• [Task objective]: Reproduce every line in the listing that contains the word "document".

#### Given records ####

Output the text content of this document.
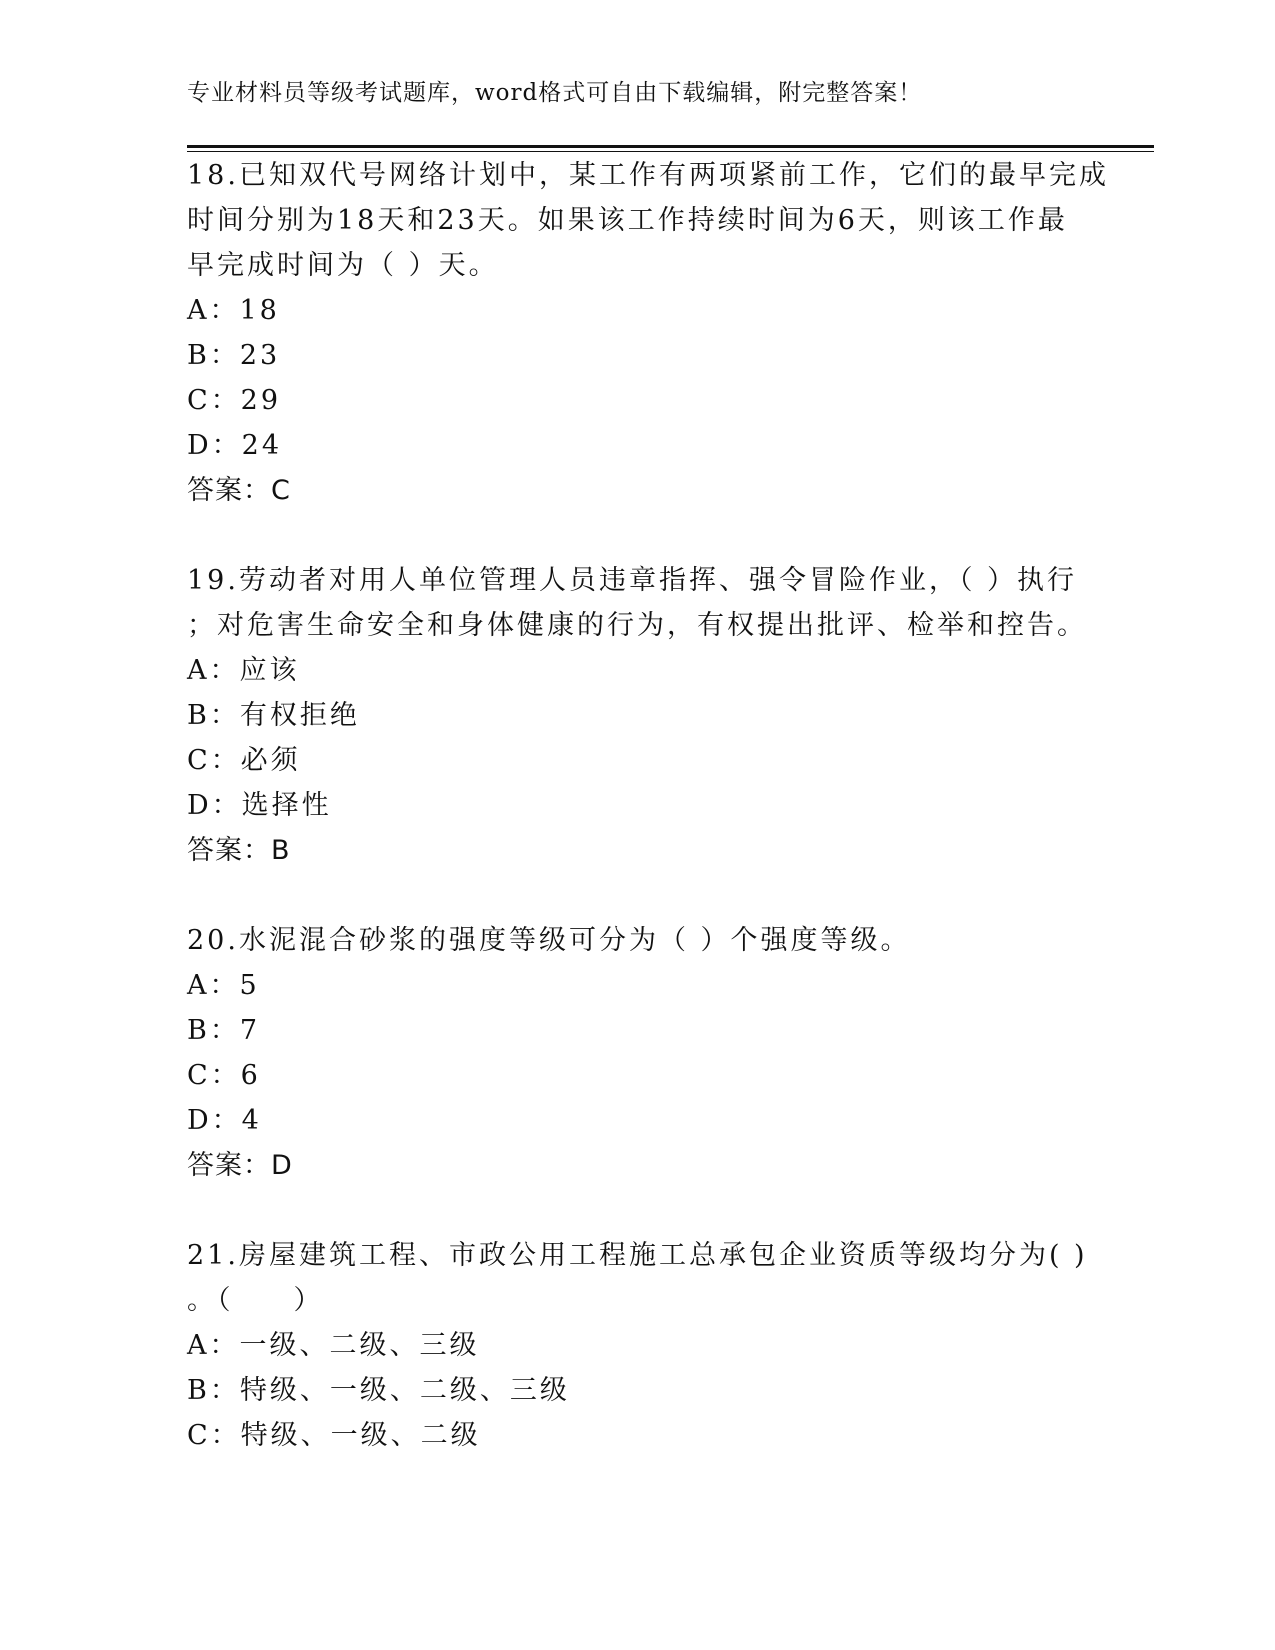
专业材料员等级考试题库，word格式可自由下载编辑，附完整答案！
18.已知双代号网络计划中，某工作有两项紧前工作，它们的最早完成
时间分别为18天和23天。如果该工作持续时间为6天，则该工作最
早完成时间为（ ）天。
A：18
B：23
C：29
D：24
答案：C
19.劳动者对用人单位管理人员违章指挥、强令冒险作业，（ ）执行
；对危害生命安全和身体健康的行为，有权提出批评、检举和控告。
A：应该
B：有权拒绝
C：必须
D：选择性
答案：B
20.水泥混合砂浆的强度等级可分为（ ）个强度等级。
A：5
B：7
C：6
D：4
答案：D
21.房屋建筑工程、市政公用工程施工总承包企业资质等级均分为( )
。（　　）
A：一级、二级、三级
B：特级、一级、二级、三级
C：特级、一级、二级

####
#### Given records ####

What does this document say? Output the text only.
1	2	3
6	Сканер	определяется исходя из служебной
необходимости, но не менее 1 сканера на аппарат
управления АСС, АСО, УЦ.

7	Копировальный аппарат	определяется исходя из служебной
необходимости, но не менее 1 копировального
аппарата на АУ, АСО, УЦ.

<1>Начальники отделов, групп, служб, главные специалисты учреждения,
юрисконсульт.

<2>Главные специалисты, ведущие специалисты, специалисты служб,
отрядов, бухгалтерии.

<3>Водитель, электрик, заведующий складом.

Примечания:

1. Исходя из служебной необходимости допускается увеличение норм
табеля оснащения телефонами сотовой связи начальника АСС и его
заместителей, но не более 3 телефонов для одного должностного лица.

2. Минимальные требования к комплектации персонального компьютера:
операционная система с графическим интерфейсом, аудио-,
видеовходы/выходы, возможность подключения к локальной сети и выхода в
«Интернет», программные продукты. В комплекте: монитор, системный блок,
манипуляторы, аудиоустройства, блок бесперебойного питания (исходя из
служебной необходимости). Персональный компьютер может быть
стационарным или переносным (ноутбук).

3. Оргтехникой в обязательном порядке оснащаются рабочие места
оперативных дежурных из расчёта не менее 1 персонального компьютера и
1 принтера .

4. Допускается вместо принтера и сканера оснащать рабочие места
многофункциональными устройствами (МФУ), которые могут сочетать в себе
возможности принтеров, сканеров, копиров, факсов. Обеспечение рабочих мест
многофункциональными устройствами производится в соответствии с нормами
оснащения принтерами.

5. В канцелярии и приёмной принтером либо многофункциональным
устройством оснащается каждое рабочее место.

####
#### Given records ####

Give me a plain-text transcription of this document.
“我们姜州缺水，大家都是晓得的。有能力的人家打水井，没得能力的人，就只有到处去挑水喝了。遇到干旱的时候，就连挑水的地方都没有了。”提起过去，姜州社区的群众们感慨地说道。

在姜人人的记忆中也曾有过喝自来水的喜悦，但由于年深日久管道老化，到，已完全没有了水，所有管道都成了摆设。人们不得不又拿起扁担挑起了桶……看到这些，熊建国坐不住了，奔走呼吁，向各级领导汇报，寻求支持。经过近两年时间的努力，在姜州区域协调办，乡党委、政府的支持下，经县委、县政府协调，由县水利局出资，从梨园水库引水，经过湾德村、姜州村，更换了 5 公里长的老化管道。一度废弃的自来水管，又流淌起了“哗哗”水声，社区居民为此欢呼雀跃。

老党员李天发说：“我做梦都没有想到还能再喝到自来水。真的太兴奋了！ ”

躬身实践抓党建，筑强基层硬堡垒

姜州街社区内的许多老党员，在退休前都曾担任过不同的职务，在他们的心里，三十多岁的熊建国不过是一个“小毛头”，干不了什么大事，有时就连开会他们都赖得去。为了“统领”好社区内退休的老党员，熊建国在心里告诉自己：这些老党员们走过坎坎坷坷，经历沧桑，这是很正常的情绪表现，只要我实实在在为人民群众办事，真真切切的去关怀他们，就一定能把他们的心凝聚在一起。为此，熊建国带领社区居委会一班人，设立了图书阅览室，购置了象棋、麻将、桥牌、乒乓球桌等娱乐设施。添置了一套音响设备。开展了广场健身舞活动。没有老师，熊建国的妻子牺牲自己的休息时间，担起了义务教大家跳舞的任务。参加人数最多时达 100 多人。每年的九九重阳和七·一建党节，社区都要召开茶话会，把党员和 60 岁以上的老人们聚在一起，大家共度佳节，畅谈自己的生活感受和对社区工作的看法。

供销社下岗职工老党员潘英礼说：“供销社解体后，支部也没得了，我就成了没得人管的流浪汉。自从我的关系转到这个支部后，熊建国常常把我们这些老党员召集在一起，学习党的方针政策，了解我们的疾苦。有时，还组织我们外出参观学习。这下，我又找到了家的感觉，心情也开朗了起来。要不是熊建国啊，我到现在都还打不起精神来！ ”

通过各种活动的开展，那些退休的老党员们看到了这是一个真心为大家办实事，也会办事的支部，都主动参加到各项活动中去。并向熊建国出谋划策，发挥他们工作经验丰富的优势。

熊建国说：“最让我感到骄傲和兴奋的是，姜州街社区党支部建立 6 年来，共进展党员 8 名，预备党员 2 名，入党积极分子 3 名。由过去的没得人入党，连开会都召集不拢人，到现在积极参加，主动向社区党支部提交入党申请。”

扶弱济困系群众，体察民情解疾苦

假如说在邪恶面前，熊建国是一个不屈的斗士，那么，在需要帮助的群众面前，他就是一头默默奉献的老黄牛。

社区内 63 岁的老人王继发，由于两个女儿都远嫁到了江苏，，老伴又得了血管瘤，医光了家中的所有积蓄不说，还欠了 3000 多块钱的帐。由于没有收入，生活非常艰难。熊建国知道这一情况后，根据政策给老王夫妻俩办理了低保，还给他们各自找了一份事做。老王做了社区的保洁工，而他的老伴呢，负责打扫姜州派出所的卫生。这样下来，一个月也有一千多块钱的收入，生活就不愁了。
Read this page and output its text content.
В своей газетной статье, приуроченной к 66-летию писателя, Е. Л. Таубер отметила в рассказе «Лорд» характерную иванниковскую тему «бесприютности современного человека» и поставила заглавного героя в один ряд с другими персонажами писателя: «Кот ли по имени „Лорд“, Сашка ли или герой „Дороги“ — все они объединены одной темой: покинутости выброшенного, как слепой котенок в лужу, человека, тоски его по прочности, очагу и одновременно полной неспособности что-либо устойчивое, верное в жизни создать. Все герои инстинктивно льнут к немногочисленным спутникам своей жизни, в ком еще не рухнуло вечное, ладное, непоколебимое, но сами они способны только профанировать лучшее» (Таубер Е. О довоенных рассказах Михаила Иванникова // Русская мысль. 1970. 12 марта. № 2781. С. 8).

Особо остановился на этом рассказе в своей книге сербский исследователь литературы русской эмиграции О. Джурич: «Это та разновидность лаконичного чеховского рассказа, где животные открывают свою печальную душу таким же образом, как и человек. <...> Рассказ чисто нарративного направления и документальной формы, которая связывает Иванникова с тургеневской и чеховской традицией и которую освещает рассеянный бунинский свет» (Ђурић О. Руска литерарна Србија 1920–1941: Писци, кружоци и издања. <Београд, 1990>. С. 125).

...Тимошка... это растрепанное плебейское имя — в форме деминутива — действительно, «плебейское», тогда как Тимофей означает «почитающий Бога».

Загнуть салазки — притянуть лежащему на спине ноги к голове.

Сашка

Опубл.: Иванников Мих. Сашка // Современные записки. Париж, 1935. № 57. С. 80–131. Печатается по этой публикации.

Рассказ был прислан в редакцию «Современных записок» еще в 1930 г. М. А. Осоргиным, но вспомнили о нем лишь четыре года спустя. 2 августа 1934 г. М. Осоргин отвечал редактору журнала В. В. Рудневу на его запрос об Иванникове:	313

####

• [Exercise response]:
Output the text content of this document.
What does this document say? Output the text only.
Give me a plain-text transcription of this document.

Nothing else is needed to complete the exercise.